* **TASK TO CARRY OUT**
Would you set down every entry shown below, precisely as written?

(Recorded data)
★ ★ ★ ★

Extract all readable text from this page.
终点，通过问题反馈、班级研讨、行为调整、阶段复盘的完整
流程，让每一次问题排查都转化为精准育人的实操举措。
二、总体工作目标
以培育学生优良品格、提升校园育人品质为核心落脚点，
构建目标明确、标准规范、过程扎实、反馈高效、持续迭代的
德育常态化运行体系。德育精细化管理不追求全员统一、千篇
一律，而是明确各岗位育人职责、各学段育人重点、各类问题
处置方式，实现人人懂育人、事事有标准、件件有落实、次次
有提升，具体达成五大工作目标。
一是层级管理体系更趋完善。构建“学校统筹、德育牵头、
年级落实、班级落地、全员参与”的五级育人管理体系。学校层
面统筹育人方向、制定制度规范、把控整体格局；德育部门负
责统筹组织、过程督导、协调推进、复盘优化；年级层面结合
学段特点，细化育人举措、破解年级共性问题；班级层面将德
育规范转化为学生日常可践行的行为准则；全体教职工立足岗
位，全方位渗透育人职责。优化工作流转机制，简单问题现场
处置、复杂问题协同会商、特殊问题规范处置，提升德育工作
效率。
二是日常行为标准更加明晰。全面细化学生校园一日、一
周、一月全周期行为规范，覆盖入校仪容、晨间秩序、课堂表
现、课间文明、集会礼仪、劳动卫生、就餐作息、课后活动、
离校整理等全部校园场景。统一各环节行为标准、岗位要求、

★ ★ ★ ★

* **EXERCISE RESPONSE**
Extract all readable text from this page.
终点，通过问题反馈、班级研讨、行为调整、阶段复盘的完整
流程，让每一次问题排查都转化为精准育人的实操举措。
二、总体工作目标
以培育学生优良品格、提升校园育人品质为核心落脚点，
构建目标明确、标准规范、过程扎实、反馈高效、持续迭代的
德育常态化运行体系。德育精细化管理不追求全员统一、千篇
一律，而是明确各岗位育人职责、各学段育人重点、各类问题
处置方式，实现人人懂育人、事事有标准、件件有落实、次次
有提升，具体达成五大工作目标。
一是层级管理体系更趋完善。构建“学校统筹、德育牵头、
年级落实、班级落地、全员参与”的五级育人管理体系。学校层
面统筹育人方向、制定制度规范、把控整体格局；德育部门负
责统筹组织、过程督导、协调推进、复盘优化；年级层面结合
学段特点，细化育人举措、破解年级共性问题；班级层面将德
育规范转化为学生日常可践行的行为准则；全体教职工立足岗
位，全方位渗透育人职责。优化工作流转机制，简单问题现场
处置、复杂问题协同会商、特殊问题规范处置，提升德育工作
效率。
二是日常行为标准更加明晰。全面细化学生校园一日、一
周、一月全周期行为规范，覆盖入校仪容、晨间秩序、课堂表
现、课间文明、集会礼仪、劳动卫生、就餐作息、课后活动、
离校整理等全部校园场景。统一各环节行为标准、岗位要求、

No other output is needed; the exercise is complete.